===== Listing
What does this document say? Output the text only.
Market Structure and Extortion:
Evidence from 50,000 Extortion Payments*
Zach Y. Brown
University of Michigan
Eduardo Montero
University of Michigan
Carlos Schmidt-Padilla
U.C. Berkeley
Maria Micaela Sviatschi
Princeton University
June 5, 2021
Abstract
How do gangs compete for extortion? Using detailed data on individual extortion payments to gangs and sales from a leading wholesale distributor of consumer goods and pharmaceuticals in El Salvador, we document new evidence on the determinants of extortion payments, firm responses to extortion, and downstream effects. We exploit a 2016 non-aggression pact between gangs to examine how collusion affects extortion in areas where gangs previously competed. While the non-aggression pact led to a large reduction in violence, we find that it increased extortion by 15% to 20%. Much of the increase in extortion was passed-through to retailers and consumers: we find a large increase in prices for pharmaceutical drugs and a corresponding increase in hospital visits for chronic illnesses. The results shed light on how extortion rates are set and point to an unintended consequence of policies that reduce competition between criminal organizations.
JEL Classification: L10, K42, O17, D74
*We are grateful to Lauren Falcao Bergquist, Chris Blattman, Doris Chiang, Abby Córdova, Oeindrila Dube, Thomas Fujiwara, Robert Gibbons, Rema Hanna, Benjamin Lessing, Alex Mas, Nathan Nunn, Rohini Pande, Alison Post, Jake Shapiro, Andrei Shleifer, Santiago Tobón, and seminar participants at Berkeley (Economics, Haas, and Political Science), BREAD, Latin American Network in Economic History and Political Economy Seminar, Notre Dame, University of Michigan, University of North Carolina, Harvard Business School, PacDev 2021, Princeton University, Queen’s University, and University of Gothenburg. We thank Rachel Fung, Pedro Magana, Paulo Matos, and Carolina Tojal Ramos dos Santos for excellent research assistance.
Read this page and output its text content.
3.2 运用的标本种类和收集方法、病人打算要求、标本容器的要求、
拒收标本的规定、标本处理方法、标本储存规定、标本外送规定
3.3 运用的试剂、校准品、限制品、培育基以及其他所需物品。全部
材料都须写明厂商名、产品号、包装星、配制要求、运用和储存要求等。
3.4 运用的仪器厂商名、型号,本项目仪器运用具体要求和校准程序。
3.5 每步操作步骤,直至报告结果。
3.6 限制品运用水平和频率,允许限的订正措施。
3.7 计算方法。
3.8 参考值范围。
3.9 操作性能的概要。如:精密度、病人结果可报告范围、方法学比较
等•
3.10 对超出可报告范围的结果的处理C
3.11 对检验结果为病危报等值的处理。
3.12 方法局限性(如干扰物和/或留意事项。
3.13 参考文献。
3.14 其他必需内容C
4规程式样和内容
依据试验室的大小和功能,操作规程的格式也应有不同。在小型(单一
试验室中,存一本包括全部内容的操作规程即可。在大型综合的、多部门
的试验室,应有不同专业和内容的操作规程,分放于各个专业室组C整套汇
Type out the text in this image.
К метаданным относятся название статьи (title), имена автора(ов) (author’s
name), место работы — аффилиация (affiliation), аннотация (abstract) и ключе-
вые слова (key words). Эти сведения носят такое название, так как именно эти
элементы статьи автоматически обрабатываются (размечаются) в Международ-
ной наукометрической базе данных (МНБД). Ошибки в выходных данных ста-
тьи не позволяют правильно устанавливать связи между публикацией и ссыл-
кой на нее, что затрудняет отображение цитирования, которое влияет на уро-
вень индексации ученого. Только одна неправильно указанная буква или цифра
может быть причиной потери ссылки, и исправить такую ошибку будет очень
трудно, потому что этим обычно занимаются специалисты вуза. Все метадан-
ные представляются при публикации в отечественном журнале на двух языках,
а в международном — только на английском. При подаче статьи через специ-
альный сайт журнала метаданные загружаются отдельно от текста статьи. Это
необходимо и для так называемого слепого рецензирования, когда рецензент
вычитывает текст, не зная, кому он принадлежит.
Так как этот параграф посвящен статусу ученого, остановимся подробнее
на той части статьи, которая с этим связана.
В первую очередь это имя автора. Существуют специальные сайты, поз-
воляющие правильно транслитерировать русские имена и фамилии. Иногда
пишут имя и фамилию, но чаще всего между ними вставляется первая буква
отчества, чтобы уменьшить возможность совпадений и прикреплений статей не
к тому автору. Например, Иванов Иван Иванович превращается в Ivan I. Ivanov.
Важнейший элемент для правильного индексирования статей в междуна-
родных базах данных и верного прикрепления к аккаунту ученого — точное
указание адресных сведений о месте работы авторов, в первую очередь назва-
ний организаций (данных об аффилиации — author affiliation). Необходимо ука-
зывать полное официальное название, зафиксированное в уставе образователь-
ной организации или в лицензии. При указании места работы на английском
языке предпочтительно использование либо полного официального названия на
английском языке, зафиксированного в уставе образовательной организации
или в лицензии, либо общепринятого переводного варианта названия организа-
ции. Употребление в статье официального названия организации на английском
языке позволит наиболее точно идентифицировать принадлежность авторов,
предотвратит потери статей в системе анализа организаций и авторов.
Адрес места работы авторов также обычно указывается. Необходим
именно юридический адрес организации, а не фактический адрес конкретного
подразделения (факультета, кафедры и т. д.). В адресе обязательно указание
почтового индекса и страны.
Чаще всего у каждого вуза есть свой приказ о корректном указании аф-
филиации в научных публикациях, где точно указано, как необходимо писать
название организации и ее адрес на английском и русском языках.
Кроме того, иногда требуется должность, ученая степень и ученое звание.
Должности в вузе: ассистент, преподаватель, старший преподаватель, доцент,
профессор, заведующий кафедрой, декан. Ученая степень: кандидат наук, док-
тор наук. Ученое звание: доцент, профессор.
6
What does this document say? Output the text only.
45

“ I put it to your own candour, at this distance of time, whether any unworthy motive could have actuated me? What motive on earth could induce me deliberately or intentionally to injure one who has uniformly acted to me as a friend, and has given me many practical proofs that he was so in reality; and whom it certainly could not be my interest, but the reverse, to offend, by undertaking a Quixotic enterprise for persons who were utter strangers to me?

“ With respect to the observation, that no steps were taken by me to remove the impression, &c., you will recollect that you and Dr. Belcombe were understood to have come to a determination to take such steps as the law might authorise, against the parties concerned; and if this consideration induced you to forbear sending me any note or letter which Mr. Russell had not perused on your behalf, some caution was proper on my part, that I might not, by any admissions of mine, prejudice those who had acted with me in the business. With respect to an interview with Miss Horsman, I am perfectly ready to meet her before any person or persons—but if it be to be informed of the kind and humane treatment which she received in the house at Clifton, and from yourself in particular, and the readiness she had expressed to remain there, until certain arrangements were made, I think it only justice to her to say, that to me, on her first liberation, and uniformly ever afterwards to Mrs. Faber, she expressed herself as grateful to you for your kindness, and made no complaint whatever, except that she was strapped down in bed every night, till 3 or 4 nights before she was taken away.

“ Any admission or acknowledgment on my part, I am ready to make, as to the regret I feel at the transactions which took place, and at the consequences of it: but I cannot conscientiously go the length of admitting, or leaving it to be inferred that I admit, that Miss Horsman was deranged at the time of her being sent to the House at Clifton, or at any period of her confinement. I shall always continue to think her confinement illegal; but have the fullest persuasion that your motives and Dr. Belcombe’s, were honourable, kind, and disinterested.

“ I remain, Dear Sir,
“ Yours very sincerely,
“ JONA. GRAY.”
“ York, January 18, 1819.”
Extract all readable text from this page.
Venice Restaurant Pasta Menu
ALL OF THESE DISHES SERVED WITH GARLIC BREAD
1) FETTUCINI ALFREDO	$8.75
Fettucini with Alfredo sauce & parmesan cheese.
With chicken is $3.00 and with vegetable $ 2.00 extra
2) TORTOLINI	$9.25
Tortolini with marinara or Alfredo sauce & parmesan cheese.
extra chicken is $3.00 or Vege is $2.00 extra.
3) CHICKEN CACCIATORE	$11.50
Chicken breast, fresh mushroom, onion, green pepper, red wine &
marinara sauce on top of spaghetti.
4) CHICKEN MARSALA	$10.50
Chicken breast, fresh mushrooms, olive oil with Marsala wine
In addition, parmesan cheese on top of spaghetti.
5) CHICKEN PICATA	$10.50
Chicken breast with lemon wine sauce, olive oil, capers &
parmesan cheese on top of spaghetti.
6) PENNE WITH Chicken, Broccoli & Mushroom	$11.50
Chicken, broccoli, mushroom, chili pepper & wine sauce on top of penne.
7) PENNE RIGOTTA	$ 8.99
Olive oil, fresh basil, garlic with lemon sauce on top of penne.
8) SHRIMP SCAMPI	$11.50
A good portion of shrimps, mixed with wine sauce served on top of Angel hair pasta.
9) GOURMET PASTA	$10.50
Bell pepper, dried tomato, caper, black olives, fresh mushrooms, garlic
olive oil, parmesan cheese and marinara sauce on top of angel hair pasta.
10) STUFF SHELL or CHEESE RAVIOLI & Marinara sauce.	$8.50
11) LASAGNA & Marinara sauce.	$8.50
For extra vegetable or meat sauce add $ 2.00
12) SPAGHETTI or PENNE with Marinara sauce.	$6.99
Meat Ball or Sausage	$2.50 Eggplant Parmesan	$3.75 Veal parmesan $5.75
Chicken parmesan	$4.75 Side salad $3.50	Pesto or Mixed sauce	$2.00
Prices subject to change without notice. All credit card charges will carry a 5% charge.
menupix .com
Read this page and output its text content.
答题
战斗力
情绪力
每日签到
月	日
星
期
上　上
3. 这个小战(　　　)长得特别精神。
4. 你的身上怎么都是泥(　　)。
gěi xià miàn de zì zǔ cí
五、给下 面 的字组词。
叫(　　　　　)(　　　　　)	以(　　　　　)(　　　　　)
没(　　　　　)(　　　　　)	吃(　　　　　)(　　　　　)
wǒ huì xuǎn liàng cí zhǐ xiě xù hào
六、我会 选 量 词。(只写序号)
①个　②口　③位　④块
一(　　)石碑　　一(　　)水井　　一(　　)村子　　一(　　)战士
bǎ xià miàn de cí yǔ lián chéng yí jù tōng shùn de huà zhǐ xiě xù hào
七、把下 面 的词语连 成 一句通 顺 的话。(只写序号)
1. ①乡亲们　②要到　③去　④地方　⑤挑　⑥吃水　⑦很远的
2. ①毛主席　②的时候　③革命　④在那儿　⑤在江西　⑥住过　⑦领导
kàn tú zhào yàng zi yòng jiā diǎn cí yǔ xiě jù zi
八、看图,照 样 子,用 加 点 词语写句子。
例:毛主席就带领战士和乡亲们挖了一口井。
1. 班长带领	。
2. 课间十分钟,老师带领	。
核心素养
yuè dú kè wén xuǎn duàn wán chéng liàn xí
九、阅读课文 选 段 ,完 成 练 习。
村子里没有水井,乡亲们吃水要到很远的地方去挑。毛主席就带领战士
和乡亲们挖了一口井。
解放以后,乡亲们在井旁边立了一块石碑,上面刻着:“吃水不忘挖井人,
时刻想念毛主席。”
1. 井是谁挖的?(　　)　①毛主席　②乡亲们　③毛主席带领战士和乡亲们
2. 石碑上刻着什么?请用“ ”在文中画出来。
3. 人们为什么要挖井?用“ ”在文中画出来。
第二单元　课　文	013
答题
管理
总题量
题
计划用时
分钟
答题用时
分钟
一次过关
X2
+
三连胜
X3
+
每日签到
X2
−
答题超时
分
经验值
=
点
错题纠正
==========
Work to be completed:
Extract all lines of the records above that include "лицензии".

Response:
ной организации или в лицензии. При указании места работы на английском
или в лицензии, либо общепринятого переводного варианта названия организа-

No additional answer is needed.